**EXERCISE TASK**
Look through the listing for the word "arcmin". Copy each line that has it.

**DATASET CONTENT**

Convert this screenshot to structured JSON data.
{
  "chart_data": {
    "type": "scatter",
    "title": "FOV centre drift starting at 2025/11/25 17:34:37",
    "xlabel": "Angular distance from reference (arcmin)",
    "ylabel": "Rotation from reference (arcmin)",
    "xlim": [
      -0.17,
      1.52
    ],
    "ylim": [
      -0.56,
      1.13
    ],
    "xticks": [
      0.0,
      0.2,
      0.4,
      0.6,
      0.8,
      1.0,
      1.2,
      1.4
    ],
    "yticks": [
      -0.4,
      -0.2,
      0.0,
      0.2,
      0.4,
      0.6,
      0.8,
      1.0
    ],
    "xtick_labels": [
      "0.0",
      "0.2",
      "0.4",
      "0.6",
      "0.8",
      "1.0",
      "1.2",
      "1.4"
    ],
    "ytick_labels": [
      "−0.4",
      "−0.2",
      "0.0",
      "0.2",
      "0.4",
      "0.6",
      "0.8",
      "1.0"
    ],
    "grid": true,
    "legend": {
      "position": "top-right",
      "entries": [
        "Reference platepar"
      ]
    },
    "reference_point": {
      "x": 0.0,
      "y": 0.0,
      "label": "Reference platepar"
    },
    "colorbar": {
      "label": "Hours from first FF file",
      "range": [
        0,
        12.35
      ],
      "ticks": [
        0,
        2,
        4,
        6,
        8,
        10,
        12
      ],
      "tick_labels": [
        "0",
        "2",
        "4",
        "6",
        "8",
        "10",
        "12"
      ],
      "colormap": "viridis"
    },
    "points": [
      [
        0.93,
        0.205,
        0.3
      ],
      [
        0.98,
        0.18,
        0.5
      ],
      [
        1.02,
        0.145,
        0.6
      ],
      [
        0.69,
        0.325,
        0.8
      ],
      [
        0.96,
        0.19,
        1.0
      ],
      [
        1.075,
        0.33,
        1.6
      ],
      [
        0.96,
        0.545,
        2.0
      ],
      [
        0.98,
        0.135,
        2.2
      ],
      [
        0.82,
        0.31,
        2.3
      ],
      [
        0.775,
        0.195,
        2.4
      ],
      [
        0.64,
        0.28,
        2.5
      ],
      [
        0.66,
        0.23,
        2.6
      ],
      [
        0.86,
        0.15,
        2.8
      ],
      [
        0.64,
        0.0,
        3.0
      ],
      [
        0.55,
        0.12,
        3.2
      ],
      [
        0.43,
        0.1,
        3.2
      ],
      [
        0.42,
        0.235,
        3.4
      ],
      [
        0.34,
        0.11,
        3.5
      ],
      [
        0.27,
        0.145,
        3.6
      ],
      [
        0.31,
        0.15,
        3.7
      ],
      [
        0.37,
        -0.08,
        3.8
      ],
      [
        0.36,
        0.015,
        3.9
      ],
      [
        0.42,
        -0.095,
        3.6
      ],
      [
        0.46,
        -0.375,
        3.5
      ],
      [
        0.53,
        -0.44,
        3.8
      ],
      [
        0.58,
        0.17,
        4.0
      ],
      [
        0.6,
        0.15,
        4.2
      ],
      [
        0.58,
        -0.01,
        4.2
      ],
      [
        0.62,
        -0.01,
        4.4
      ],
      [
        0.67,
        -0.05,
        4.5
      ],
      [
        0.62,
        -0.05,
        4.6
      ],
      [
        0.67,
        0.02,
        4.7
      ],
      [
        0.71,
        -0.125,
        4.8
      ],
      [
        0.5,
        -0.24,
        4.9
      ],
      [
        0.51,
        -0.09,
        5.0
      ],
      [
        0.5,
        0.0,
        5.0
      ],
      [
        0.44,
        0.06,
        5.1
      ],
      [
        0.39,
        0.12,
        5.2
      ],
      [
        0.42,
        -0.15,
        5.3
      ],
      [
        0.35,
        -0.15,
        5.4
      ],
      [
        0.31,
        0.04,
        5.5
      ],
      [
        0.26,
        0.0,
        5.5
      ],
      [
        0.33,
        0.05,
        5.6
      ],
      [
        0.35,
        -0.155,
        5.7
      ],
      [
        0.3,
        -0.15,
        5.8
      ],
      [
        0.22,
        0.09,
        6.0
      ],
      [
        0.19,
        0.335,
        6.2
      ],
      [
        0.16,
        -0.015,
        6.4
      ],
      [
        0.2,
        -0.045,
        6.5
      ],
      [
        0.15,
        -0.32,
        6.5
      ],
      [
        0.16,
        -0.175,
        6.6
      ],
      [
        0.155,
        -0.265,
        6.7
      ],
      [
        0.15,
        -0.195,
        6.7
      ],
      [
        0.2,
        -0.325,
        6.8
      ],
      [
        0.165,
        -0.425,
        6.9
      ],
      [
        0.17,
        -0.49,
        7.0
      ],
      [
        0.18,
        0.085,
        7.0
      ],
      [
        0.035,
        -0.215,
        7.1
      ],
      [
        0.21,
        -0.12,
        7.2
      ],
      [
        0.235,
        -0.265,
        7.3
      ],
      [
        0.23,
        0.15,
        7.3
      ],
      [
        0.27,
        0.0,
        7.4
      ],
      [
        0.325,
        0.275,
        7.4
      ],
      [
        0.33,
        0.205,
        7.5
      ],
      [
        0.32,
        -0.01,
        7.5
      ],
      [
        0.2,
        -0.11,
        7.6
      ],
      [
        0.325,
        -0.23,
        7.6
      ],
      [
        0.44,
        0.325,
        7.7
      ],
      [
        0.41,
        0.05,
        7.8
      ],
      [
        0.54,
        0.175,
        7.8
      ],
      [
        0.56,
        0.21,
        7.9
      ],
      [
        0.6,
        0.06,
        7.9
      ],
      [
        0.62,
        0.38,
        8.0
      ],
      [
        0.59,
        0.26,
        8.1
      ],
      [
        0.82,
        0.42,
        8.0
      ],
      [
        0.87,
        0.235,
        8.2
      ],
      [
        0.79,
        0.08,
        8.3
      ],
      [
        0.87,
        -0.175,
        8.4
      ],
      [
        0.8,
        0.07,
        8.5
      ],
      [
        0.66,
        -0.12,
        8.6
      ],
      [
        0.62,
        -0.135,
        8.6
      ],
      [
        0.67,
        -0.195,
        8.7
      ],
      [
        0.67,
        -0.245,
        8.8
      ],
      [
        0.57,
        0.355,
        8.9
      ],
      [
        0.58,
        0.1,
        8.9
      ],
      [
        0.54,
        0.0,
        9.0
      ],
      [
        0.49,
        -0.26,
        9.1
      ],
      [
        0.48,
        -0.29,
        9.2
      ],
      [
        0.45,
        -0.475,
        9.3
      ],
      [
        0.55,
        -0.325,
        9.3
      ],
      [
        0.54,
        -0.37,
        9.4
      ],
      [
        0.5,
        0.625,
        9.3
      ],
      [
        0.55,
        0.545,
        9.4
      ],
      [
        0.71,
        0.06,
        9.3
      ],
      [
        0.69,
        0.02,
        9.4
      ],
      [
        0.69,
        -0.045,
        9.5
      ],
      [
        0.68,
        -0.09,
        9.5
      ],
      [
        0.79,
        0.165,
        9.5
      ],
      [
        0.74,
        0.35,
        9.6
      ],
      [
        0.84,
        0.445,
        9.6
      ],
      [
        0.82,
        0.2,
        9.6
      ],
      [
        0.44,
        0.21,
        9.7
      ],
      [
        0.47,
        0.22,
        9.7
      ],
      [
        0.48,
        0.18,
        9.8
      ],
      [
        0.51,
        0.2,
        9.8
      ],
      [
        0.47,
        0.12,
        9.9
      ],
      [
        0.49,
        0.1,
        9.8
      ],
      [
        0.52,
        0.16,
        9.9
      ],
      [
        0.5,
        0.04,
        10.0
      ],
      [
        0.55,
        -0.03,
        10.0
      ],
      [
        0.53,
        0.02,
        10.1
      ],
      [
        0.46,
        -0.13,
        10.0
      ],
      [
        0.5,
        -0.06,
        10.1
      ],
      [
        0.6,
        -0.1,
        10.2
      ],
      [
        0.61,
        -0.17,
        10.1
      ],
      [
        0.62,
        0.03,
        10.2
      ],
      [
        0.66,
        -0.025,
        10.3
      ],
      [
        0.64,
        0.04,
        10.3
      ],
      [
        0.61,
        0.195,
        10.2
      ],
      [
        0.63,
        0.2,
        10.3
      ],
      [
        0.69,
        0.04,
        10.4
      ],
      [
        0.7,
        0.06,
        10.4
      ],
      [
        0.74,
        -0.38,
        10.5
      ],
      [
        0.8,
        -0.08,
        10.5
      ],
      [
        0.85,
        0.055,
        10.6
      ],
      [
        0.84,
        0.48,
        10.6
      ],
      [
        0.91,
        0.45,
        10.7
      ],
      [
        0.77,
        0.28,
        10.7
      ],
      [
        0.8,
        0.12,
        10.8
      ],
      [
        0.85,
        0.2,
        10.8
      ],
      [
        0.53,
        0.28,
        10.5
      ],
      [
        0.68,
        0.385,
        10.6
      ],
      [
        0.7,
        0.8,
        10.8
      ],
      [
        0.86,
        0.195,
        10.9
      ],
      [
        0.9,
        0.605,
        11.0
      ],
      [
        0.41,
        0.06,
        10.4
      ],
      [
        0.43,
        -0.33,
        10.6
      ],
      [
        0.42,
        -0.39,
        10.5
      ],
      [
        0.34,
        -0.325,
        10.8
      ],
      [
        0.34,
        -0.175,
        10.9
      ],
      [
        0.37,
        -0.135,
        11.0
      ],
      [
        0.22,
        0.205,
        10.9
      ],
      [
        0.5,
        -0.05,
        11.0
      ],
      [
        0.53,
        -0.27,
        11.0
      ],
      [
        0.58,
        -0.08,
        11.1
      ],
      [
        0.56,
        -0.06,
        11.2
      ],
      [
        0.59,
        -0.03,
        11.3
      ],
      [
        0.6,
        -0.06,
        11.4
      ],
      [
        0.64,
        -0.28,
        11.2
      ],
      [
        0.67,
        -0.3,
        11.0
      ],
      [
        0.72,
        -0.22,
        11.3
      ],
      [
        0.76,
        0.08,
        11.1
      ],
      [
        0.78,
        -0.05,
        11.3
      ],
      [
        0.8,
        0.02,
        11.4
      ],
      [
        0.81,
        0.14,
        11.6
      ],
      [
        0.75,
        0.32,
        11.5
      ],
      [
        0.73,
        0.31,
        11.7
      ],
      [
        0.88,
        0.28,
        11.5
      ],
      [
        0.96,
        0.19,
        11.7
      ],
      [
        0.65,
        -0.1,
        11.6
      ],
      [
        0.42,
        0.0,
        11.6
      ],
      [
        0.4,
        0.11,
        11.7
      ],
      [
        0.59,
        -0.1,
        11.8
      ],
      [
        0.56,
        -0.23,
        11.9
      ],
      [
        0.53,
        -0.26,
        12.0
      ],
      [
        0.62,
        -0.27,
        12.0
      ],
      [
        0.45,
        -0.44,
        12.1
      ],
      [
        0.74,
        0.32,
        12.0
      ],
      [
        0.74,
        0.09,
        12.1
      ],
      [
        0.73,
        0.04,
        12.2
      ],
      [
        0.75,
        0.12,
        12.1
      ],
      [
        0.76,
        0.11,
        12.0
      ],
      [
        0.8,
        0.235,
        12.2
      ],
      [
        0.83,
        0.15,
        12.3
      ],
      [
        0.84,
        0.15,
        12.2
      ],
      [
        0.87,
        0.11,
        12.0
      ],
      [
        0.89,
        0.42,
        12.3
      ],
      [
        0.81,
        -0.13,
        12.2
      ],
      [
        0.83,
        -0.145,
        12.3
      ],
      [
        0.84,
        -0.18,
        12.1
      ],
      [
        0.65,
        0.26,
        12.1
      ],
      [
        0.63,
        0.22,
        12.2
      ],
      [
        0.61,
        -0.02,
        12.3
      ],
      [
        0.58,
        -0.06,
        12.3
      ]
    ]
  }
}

**WRITTEN SOLUTION**
    "xlabel": "Angular distance from reference (arcmin)",
    "ylabel": "Rotation from reference (arcmin)",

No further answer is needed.